» Task requirements
Work through the following lines and count those that hold the word "JSON". Reply with that number only.

Records from a collection of figures
------------------------------------------------------------
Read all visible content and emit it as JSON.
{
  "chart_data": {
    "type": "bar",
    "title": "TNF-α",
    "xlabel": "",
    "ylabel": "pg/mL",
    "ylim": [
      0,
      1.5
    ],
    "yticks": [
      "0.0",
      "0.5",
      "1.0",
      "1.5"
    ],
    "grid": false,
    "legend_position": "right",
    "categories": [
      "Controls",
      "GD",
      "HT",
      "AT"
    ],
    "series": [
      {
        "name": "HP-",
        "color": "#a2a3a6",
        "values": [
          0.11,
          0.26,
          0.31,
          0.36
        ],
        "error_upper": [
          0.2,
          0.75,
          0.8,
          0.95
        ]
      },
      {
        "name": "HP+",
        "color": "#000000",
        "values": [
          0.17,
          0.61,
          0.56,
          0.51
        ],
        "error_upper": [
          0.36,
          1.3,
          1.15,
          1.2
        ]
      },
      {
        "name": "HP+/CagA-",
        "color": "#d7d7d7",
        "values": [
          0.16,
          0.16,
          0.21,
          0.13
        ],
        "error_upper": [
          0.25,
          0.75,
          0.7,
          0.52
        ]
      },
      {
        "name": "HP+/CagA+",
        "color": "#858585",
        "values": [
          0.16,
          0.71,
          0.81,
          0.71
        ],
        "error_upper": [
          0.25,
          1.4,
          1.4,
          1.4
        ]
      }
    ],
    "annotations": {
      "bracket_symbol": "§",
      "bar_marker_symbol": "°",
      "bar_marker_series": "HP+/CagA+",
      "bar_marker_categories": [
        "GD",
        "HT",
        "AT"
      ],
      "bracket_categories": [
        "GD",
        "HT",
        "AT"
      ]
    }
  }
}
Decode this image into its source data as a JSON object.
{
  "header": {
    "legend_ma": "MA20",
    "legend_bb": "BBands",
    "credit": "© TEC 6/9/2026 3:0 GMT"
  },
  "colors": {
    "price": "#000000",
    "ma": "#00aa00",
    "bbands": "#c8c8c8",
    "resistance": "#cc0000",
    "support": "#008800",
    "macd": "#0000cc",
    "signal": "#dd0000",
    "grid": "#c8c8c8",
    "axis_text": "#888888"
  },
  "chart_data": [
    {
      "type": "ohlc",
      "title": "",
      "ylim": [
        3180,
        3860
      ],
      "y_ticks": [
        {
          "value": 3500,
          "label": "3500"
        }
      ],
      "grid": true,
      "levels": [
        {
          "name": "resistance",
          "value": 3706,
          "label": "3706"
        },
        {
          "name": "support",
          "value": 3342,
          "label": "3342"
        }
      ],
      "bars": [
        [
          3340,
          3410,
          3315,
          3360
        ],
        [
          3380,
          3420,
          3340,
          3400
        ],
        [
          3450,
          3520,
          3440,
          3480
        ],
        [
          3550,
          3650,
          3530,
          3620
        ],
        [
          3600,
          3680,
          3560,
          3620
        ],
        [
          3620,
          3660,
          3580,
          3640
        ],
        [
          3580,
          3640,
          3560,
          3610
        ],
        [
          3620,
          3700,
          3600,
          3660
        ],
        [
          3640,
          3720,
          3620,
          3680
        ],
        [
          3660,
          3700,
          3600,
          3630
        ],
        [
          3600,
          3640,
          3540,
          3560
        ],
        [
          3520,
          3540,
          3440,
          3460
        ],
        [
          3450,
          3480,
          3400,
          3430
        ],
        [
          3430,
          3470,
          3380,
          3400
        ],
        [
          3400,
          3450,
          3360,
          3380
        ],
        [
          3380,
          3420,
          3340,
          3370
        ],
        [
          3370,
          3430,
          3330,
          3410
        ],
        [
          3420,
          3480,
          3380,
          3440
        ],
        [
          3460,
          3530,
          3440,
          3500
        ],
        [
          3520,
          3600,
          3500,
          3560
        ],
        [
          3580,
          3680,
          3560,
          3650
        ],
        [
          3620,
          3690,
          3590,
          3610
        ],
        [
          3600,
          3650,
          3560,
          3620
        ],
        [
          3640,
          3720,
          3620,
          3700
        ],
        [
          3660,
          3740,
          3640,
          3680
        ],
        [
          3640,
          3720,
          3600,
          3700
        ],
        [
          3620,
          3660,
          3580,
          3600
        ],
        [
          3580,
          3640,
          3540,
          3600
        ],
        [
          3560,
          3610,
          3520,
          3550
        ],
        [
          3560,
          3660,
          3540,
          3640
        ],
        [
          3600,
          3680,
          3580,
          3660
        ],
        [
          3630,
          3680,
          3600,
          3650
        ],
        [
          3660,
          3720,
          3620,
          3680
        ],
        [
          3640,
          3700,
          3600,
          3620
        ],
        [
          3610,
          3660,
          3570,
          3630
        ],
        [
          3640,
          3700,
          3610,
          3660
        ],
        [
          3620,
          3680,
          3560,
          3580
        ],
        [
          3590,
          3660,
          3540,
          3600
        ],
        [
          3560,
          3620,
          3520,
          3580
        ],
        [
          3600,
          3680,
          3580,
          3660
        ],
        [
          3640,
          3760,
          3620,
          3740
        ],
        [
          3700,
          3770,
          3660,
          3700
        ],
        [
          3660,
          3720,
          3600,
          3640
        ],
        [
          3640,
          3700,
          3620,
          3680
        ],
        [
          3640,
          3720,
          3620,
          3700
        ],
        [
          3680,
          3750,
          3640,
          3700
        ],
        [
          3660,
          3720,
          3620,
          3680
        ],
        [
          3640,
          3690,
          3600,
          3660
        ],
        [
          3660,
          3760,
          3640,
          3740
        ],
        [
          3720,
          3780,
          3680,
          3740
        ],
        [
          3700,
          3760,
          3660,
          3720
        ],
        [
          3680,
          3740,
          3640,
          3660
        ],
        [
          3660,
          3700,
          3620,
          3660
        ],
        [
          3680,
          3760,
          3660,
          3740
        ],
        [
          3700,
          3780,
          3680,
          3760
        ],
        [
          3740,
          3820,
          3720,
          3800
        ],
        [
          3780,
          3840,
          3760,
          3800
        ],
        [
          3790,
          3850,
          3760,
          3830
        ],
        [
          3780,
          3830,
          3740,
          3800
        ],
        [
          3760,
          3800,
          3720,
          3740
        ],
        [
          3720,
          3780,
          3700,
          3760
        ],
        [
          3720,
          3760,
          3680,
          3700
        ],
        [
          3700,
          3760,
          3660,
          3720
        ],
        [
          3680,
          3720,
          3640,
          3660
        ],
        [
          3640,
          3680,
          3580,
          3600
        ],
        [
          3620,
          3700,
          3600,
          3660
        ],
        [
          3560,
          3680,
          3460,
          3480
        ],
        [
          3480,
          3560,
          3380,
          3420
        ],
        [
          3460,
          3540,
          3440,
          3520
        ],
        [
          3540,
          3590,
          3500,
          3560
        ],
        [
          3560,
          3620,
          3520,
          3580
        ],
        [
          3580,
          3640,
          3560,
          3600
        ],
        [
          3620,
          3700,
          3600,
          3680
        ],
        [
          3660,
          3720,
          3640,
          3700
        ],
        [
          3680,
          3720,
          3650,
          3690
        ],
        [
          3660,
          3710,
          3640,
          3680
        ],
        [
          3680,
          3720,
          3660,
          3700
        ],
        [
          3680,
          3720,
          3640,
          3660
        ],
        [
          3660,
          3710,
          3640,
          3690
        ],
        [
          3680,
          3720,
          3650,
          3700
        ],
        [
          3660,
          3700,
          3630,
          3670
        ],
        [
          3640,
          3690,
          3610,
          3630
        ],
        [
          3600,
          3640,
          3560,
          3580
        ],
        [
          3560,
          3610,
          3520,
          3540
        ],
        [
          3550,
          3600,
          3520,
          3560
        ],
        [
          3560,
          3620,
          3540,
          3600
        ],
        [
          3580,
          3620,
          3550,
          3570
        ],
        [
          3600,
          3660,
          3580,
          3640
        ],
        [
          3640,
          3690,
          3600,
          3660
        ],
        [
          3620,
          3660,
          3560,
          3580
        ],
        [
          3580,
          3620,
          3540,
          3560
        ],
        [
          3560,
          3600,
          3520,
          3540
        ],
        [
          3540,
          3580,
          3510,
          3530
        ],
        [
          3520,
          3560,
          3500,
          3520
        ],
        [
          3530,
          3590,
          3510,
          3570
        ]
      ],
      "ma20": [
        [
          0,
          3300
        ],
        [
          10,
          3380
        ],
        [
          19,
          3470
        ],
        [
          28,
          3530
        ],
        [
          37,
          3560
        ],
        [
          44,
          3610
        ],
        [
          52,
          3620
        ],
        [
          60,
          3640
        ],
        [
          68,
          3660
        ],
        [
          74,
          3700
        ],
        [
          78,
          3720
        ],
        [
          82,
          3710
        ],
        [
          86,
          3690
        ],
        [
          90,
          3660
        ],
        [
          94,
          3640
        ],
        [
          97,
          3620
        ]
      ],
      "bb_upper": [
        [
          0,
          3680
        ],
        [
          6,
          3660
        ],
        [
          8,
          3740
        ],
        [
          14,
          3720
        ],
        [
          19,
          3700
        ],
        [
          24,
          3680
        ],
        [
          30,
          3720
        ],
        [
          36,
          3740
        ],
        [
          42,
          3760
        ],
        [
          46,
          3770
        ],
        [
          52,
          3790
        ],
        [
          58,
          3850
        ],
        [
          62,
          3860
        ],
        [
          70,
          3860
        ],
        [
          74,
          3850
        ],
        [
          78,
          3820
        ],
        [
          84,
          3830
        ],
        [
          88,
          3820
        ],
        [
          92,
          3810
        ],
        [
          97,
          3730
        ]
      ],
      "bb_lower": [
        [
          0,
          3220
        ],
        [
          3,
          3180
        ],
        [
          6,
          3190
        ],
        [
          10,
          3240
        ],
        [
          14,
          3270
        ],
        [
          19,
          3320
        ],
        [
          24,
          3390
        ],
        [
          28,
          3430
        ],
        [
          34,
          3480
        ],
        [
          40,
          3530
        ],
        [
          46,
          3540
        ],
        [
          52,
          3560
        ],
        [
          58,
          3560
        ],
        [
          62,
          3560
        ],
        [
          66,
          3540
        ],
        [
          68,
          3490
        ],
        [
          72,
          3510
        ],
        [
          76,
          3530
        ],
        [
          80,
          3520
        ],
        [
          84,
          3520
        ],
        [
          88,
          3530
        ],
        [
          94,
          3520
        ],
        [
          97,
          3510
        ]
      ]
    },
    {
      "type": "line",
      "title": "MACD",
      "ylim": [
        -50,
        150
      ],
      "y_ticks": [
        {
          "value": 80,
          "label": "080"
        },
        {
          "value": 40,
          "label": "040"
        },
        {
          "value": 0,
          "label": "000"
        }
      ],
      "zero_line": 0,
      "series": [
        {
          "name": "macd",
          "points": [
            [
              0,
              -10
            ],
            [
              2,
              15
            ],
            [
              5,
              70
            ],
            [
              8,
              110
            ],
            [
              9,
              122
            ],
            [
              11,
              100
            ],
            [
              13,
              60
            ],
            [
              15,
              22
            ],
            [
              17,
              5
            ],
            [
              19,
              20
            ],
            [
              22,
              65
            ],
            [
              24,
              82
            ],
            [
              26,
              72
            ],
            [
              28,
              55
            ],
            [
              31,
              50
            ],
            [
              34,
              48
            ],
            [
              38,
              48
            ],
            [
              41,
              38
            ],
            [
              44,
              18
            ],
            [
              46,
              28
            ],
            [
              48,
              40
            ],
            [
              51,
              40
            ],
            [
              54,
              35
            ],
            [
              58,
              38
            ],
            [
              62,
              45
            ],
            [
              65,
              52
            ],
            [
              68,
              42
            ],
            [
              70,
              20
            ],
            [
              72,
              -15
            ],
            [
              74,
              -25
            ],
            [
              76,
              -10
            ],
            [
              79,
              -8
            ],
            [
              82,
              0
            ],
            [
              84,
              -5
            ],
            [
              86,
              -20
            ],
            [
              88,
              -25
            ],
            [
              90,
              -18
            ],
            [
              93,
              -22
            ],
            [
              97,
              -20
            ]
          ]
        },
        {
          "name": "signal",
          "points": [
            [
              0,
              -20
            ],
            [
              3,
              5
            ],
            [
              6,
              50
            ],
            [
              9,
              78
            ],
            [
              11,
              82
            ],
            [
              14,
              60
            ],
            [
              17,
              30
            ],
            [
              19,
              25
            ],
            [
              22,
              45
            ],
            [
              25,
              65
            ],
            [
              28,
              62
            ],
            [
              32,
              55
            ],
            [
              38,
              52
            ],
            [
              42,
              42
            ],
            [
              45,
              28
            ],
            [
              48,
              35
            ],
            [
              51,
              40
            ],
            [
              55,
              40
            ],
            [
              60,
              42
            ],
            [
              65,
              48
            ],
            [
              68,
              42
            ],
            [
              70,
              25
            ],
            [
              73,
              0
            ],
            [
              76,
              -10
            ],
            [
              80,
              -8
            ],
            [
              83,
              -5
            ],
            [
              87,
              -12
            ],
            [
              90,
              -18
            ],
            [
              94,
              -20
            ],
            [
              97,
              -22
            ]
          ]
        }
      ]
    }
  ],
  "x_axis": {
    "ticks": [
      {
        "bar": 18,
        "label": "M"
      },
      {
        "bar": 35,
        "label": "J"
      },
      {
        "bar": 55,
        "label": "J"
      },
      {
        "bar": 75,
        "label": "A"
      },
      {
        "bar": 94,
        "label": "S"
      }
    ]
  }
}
------------------------------------------------------------
» The completed task
2